Output the material beneath exactly, leaving nothing out.

------------------------------------------------------------------------

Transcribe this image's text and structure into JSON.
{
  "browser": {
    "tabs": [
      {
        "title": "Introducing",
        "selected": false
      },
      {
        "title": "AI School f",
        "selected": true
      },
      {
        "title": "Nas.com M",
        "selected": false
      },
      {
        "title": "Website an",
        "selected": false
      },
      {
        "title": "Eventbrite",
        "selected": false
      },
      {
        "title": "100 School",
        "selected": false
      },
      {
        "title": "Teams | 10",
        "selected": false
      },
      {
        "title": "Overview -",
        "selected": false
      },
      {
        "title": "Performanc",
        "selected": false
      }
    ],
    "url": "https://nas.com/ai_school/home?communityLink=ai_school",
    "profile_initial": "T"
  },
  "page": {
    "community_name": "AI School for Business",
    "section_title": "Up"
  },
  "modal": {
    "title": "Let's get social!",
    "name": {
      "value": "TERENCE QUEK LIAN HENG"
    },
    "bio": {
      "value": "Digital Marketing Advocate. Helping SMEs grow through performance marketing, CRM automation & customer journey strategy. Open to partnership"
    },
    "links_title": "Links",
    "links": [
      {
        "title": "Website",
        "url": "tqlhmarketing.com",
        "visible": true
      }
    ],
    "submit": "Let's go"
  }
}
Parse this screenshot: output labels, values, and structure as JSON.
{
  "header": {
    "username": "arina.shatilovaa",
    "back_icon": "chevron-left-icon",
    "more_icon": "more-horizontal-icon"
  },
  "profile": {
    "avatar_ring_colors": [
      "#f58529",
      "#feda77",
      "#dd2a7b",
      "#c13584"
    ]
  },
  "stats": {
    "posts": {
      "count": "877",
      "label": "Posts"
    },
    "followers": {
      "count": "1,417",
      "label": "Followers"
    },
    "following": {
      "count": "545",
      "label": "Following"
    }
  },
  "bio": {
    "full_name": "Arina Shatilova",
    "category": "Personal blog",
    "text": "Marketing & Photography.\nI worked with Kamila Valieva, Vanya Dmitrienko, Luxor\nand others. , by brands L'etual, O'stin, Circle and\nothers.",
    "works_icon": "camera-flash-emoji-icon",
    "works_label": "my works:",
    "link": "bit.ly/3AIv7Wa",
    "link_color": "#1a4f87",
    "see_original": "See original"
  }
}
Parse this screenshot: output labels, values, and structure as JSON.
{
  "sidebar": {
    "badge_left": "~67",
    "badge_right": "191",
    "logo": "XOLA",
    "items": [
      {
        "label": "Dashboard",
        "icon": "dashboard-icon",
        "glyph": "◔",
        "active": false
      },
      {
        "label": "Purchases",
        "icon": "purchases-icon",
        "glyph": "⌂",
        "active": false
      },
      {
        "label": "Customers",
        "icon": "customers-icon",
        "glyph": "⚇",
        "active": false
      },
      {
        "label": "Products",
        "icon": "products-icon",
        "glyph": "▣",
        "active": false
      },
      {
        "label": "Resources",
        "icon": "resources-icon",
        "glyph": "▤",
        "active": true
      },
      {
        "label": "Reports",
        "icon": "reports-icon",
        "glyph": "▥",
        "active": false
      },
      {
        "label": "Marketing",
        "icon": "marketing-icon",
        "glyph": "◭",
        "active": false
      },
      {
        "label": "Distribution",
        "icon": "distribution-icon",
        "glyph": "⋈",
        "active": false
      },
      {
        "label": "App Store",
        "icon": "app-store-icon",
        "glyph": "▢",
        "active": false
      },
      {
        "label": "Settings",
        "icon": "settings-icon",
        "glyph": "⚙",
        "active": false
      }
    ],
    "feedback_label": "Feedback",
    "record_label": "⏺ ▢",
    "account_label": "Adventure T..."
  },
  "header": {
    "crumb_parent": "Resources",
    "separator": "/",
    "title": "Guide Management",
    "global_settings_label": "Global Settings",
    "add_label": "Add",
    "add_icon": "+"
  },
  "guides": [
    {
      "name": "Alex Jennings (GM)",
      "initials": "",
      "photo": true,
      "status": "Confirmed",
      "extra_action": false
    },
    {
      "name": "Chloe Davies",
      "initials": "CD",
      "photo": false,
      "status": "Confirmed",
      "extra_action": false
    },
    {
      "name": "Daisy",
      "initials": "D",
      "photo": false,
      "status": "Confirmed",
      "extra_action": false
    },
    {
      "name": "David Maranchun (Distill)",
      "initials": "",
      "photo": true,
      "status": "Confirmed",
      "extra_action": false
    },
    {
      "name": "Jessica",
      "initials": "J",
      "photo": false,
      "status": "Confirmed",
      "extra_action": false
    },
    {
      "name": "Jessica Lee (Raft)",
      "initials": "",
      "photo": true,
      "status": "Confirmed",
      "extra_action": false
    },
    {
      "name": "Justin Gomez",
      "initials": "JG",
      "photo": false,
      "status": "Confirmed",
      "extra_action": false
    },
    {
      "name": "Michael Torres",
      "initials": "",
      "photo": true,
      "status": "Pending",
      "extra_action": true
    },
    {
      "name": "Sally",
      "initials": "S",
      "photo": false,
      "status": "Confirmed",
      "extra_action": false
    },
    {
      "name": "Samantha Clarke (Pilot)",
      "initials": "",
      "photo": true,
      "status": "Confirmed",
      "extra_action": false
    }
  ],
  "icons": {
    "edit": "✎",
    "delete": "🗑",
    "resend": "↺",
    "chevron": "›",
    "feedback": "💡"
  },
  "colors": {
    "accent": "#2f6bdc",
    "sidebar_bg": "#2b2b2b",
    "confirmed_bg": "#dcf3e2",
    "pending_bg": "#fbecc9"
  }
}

------------------------------------------------------------------------

* Expected answer
Transcribe this image's text and structure into JSON.
{
  "browser": {
    "tabs": [
      {
        "title": "Introducing",
        "selected": false
      },
      {
        "title": "AI School f",
        "selected": true
      },
      {
        "title": "Nas.com M",
        "selected": false
      },
      {
        "title": "Website an",
        "selected": false
      },
      {
        "title": "Eventbrite",
        "selected": false
      },
      {
        "title": "100 School",
        "selected": false
      },
      {
        "title": "Teams | 10",
        "selected": false
      },
      {
        "title": "Overview -",
        "selected": false
      },
      {
        "title": "Performanc",
        "selected": false
      }
    ],
    "url": "https://nas.com/ai_school/home?communityLink=ai_school",
    "profile_initial": "T"
  },
  "page": {
    "community_name": "AI School for Business",
    "section_title": "Up"
  },
  "modal": {
    "title": "Let's get social!",
    "name": {
      "value": "TERENCE QUEK LIAN HENG"
    },
    "bio": {
      "value": "Digital Marketing Advocate. Helping SMEs grow through performance marketing, CRM automation & customer journey strategy. Open to partnership"
    },
    "links_title": "Links",
    "links": [
      {
        "title": "Website",
        "url": "tqlhmarketing.com",
        "visible": true
      }
    ],
    "submit": "Let's go"
  }
}
Parse this screenshot: output labels, values, and structure as JSON.
{
  "header": {
    "username": "arina.shatilovaa",
    "back_icon": "chevron-left-icon",
    "more_icon": "more-horizontal-icon"
  },
  "profile": {
    "avatar_ring_colors": [
      "#f58529",
      "#feda77",
      "#dd2a7b",
      "#c13584"
    ]
  },
  "stats": {
    "posts": {
      "count": "877",
      "label": "Posts"
    },
    "followers": {
      "count": "1,417",
      "label": "Followers"
    },
    "following": {
      "count": "545",
      "label": "Following"
    }
  },
  "bio": {
    "full_name": "Arina Shatilova",
    "category": "Personal blog",
    "text": "Marketing & Photography.\nI worked with Kamila Valieva, Vanya Dmitrienko, Luxor\nand others. , by brands L'etual, O'stin, Circle and\nothers.",
    "works_icon": "camera-flash-emoji-icon",
    "works_label": "my works:",
    "link": "bit.ly/3AIv7Wa",
    "link_color": "#1a4f87",
    "see_original": "See original"
  }
}
Parse this screenshot: output labels, values, and structure as JSON.
{
  "sidebar": {
    "badge_left": "~67",
    "badge_right": "191",
    "logo": "XOLA",
    "items": [
      {
        "label": "Dashboard",
        "icon": "dashboard-icon",
        "glyph": "◔",
        "active": false
      },
      {
        "label": "Purchases",
        "icon": "purchases-icon",
        "glyph": "⌂",
        "active": false
      },
      {
        "label": "Customers",
        "icon": "customers-icon",
        "glyph": "⚇",
        "active": false
      },
      {
        "label": "Products",
        "icon": "products-icon",
        "glyph": "▣",
        "active": false
      },
      {
        "label": "Resources",
        "icon": "resources-icon",
        "glyph": "▤",
        "active": true
      },
      {
        "label": "Reports",
        "icon": "reports-icon",
        "glyph": "▥",
        "active": false
      },
      {
        "label": "Marketing",
        "icon": "marketing-icon",
        "glyph": "◭",
        "active": false
      },
      {
        "label": "Distribution",
        "icon": "distribution-icon",
        "glyph": "⋈",
        "active": false
      },
      {
        "label": "App Store",
        "icon": "app-store-icon",
        "glyph": "▢",
        "active": false
      },
      {
        "label": "Settings",
        "icon": "settings-icon",
        "glyph": "⚙",
        "active": false
      }
    ],
    "feedback_label": "Feedback",
    "record_label": "⏺ ▢",
    "account_label": "Adventure T..."
  },
  "header": {
    "crumb_parent": "Resources",
    "separator": "/",
    "title": "Guide Management",
    "global_settings_label": "Global Settings",
    "add_label": "Add",
    "add_icon": "+"
  },
  "guides": [
    {
      "name": "Alex Jennings (GM)",
      "initials": "",
      "photo": true,
      "status": "Confirmed",
      "extra_action": false
    },
    {
      "name": "Chloe Davies",
      "initials": "CD",
      "photo": false,
      "status": "Confirmed",
      "extra_action": false
    },
    {
      "name": "Daisy",
      "initials": "D",
      "photo": false,
      "status": "Confirmed",
      "extra_action": false
    },
    {
      "name": "David Maranchun (Distill)",
      "initials": "",
      "photo": true,
      "status": "Confirmed",
      "extra_action": false
    },
    {
      "name": "Jessica",
      "initials": "J",
      "photo": false,
      "status": "Confirmed",
      "extra_action": false
    },
    {
      "name": "Jessica Lee (Raft)",
      "initials": "",
      "photo": true,
      "status": "Confirmed",
      "extra_action": false
    },
    {
      "name": "Justin Gomez",
      "initials": "JG",
      "photo": false,
      "status": "Confirmed",
      "extra_action": false
    },
    {
      "name": "Michael Torres",
      "initials": "",
      "photo": true,
      "status": "Pending",
      "extra_action": true
    },
    {
      "name": "Sally",
      "initials": "S",
      "photo": false,
      "status": "Confirmed",
      "extra_action": false
    },
    {
      "name": "Samantha Clarke (Pilot)",
      "initials": "",
      "photo": true,
      "status": "Confirmed",
      "extra_action": false
    }
  ],
  "icons": {
    "edit": "✎",
    "delete": "🗑",
    "resend": "↺",
    "chevron": "›",
    "feedback": "💡"
  },
  "colors": {
    "accent": "#2f6bdc",
    "sidebar_bg": "#2b2b2b",
    "confirmed_bg": "#dcf3e2",
    "pending_bg": "#fbecc9"
  }
}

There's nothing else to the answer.